INSTRUCTION |
Copy the listing below in full and skip every picture.

EXERCISE INPUT |
···
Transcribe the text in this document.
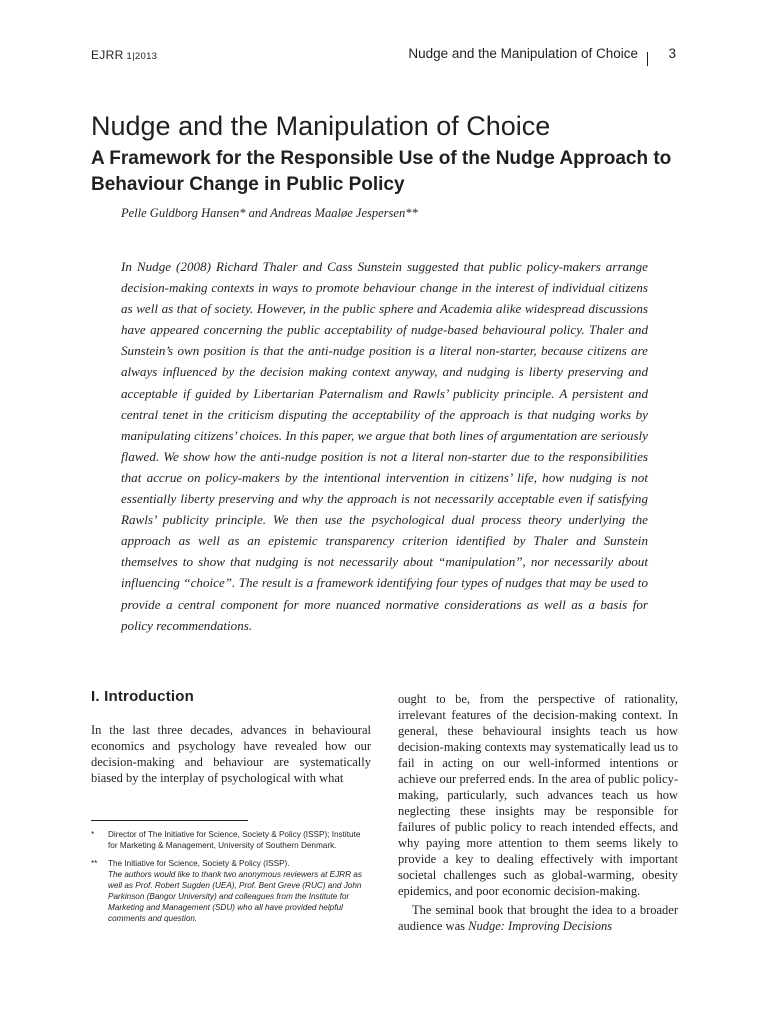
EJRR 1|2013	Nudge and the Manipulation of Choice 3
Nudge and the Manipulation of Choice
A Framework for the Responsible Use of the Nudge Approach to Behaviour Change in Public Policy
Pelle Guldborg Hansen* and Andreas Maaløe Jespersen**

In Nudge (2008) Richard Thaler and Cass Sunstein suggested that public policy-makers arrange decision-making contexts in ways to promote behaviour change in the interest of individual citizens as well as that of society. However, in the public sphere and Academia alike widespread discussions have appeared concerning the public acceptability of nudge-based behavioural policy. Thaler and Sunstein’s own position is that the anti-nudge position is a literal non-starter, because citizens are always influenced by the decision making context anyway, and nudging is liberty preserving and acceptable if guided by Libertarian Paternalism and Rawls’ publicity principle. A persistent and central tenet in the criticism disputing the acceptability of the approach is that nudging works by manipulating citizens’ choices. In this paper, we argue that both lines of argumentation are seriously flawed. We show how the anti-nudge position is not a literal non-starter due to the responsibilities that accrue on policy-makers by the intentional intervention in citizens’ life, how nudging is not essentially liberty preserving and why the approach is not necessarily acceptable even if satisfying Rawls’ publicity principle. We then use the psychological dual process theory underlying the approach as well as an epistemic transparency criterion identified by Thaler and Sunstein themselves to show that nudging is not necessarily about “manipulation”, nor necessarily about influencing “choice”. The result is a framework identifying four types of nudges that may be used to provide a central component for more nuanced normative considerations as well as a basis for policy recommendations.

I. Introduction

In the last three decades, advances in behavioural economics and psychology have revealed how our decision-making and behaviour are systematically biased by the interplay of psychological with what

* Director of The Initiative for Science, Society & Policy (ISSP); Institute for Marketing & Management, University of Southern Denmark.
** The Initiative for Science, Society & Policy (ISSP).
The authors would like to thank two anonymous reviewers at EJRR as well as Prof. Robert Sugden (UEA), Prof. Bent Greve (RUC) and John Parkinson (Bangor University) and colleagues from the Institute for Marketing and Management (SDU) who all have provided helpful comments and question.

ought to be, from the perspective of rationality, irrelevant features of the decision-making context. In general, these behavioural insights teach us how decision-making contexts may systematically lead us to fail in acting on our well-informed intentions or achieve our preferred ends. In the area of public policy-making, particularly, such advances teach us how neglecting these insights may be responsible for failures of public policy to reach intended effects, and why paying more attention to them seems likely to provide a key to dealing effectively with important societal challenges such as global-warming, obesity epidemics, and poor economic decision-making.

The seminal book that brought the idea to a broader audience was Nudge: Improving Decisions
···
THE SOLUTION |
Transcribe the text in this document.
EJRR 1|2013	Nudge and the Manipulation of Choice 3
Nudge and the Manipulation of Choice
A Framework for the Responsible Use of the Nudge Approach to Behaviour Change in Public Policy
Pelle Guldborg Hansen* and Andreas Maaløe Jespersen**

In Nudge (2008) Richard Thaler and Cass Sunstein suggested that public policy-makers arrange decision-making contexts in ways to promote behaviour change in the interest of individual citizens as well as that of society. However, in the public sphere and Academia alike widespread discussions have appeared concerning the public acceptability of nudge-based behavioural policy. Thaler and Sunstein’s own position is that the anti-nudge position is a literal non-starter, because citizens are always influenced by the decision making context anyway, and nudging is liberty preserving and acceptable if guided by Libertarian Paternalism and Rawls’ publicity principle. A persistent and central tenet in the criticism disputing the acceptability of the approach is that nudging works by manipulating citizens’ choices. In this paper, we argue that both lines of argumentation are seriously flawed. We show how the anti-nudge position is not a literal non-starter due to the responsibilities that accrue on policy-makers by the intentional intervention in citizens’ life, how nudging is not essentially liberty preserving and why the approach is not necessarily acceptable even if satisfying Rawls’ publicity principle. We then use the psychological dual process theory underlying the approach as well as an epistemic transparency criterion identified by Thaler and Sunstein themselves to show that nudging is not necessarily about “manipulation”, nor necessarily about influencing “choice”. The result is a framework identifying four types of nudges that may be used to provide a central component for more nuanced normative considerations as well as a basis for policy recommendations.

I. Introduction

In the last three decades, advances in behavioural economics and psychology have revealed how our decision-making and behaviour are systematically biased by the interplay of psychological with what

* Director of The Initiative for Science, Society & Policy (ISSP); Institute for Marketing & Management, University of Southern Denmark.
** The Initiative for Science, Society & Policy (ISSP).
The authors would like to thank two anonymous reviewers at EJRR as well as Prof. Robert Sugden (UEA), Prof. Bent Greve (RUC) and John Parkinson (Bangor University) and colleagues from the Institute for Marketing and Management (SDU) who all have provided helpful comments and question.

ought to be, from the perspective of rationality, irrelevant features of the decision-making context. In general, these behavioural insights teach us how decision-making contexts may systematically lead us to fail in acting on our well-informed intentions or achieve our preferred ends. In the area of public policy-making, particularly, such advances teach us how neglecting these insights may be responsible for failures of public policy to reach intended effects, and why paying more attention to them seems likely to provide a key to dealing effectively with important societal challenges such as global-warming, obesity epidemics, and poor economic decision-making.

The seminal book that brought the idea to a broader audience was Nudge: Improving Decisions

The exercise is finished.